Copy each line that contains the string "最小宽度".
◇ ◇ ◇ ◇
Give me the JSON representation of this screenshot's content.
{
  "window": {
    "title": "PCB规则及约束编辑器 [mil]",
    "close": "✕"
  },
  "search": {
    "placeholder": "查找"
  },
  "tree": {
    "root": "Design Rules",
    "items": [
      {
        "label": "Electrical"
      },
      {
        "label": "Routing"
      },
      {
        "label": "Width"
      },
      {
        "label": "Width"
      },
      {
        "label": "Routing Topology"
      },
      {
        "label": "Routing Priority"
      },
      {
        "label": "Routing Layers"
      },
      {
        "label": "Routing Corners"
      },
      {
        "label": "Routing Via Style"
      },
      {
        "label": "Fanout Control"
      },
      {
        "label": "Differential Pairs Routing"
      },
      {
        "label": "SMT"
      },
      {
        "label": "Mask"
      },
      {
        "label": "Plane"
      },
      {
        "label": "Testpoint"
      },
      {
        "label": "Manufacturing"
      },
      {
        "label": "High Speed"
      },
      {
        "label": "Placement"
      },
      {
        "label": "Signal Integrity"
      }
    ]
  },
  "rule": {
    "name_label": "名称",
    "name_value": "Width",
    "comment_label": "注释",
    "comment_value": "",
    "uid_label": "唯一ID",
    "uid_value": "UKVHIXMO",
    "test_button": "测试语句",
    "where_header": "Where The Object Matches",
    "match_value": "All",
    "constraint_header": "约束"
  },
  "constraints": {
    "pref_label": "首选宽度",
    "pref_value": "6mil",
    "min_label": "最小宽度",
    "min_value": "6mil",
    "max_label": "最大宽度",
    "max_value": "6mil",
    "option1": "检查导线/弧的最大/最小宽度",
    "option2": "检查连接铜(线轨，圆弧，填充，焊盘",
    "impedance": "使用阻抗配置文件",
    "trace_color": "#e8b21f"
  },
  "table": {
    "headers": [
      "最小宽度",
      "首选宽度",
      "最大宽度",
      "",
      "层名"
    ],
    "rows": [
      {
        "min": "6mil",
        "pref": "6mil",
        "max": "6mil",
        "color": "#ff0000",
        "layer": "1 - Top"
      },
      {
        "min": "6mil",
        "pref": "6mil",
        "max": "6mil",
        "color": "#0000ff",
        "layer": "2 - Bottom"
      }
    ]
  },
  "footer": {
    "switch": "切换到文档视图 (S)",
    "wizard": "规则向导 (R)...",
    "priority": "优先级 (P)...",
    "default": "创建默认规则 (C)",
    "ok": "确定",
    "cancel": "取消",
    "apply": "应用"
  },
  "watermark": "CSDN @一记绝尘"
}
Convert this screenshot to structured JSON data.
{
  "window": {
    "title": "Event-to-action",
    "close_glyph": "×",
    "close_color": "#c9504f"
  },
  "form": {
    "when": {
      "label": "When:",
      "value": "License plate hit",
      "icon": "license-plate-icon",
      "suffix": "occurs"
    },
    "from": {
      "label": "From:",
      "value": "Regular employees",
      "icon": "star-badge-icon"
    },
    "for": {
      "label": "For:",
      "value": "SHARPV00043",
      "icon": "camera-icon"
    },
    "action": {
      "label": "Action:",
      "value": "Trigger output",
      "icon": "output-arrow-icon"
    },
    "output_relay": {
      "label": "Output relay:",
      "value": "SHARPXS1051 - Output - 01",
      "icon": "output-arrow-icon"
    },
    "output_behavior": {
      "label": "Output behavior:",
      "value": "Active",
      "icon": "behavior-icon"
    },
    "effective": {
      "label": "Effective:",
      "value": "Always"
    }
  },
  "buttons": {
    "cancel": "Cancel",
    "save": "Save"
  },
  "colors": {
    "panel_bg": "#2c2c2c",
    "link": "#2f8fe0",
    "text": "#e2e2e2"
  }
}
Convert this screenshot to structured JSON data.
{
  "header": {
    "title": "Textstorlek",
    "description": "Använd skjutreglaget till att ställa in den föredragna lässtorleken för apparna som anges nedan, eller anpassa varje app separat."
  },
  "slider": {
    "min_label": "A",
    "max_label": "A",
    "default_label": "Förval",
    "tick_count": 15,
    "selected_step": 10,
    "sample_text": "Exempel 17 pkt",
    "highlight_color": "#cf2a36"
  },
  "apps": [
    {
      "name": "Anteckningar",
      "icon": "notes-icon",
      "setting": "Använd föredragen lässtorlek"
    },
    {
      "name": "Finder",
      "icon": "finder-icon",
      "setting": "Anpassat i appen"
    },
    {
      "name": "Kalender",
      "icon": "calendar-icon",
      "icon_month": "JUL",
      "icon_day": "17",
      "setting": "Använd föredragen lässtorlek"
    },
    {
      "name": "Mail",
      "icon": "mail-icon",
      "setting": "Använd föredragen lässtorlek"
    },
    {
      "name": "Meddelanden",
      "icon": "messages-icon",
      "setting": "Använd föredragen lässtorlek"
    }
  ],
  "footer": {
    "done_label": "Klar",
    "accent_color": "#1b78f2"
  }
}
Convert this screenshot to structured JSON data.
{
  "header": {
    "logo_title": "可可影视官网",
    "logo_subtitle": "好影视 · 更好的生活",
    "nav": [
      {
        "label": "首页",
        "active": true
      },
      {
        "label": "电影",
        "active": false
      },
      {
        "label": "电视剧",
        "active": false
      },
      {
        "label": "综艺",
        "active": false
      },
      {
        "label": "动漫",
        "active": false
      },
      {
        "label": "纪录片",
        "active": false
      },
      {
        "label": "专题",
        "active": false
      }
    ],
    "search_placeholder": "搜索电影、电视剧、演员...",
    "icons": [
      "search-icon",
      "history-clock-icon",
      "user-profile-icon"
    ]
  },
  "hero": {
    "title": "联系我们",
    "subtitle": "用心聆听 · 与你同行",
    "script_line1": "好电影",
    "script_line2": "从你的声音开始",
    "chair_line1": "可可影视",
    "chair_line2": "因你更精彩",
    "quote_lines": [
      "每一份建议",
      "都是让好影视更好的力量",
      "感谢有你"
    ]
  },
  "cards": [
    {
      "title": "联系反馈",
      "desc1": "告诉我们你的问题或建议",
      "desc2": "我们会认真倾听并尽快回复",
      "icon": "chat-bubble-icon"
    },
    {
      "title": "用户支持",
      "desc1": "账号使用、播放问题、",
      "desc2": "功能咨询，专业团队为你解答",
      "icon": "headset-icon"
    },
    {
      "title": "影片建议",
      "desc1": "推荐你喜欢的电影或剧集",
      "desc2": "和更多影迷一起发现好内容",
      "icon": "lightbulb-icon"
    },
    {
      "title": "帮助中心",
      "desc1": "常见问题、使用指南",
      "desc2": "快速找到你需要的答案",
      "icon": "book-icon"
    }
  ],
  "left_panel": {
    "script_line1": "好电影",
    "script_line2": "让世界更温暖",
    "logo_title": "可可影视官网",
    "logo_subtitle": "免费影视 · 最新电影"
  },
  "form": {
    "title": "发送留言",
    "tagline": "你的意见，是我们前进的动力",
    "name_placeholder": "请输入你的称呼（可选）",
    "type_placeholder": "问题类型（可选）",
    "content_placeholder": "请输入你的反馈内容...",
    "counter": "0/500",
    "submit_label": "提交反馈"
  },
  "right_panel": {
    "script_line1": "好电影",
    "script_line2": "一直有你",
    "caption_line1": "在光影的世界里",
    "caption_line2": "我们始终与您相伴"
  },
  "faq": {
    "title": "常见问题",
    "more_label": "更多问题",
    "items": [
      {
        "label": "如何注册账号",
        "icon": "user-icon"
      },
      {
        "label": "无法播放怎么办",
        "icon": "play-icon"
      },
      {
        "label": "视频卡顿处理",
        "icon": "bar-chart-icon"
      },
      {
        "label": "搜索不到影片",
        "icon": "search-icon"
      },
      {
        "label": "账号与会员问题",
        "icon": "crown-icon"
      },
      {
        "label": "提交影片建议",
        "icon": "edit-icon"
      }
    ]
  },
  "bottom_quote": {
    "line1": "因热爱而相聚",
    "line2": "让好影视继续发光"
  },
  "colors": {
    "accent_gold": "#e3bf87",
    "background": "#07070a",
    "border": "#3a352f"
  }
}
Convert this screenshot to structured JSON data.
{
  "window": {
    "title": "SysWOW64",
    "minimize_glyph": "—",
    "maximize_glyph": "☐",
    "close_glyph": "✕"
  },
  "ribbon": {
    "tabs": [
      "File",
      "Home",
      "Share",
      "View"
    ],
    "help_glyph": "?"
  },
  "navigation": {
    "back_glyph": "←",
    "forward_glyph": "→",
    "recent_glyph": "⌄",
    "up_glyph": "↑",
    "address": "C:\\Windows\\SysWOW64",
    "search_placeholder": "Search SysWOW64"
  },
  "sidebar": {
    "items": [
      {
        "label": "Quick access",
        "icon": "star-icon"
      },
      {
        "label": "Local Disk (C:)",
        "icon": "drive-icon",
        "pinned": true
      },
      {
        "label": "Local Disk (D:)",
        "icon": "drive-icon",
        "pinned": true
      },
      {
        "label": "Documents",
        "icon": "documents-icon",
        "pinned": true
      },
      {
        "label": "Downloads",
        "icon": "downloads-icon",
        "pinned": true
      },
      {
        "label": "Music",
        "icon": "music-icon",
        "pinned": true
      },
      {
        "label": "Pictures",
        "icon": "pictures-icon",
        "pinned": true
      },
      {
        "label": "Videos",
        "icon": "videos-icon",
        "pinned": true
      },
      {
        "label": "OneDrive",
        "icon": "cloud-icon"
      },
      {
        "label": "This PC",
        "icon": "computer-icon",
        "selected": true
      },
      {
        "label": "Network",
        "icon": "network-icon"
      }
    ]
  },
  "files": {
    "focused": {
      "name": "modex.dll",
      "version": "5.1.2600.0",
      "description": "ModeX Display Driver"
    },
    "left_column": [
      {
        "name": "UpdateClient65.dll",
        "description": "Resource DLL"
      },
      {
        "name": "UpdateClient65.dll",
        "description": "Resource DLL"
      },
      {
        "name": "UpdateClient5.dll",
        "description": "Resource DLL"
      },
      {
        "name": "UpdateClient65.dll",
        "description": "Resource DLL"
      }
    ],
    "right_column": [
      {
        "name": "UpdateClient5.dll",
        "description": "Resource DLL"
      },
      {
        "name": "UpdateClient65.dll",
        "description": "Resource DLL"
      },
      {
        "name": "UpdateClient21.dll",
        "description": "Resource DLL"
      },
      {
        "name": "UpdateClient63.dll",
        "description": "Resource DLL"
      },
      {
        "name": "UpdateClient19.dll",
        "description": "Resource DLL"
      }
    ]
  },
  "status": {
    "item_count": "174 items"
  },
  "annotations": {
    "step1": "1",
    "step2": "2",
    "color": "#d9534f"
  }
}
◇ ◇ ◇ ◇
→ **ANSWER FOR THIS EXERCISE**:
    "min_label": "最小宽度",
    "option1": "检查导线/弧的最大/最小宽度",
      "最小宽度",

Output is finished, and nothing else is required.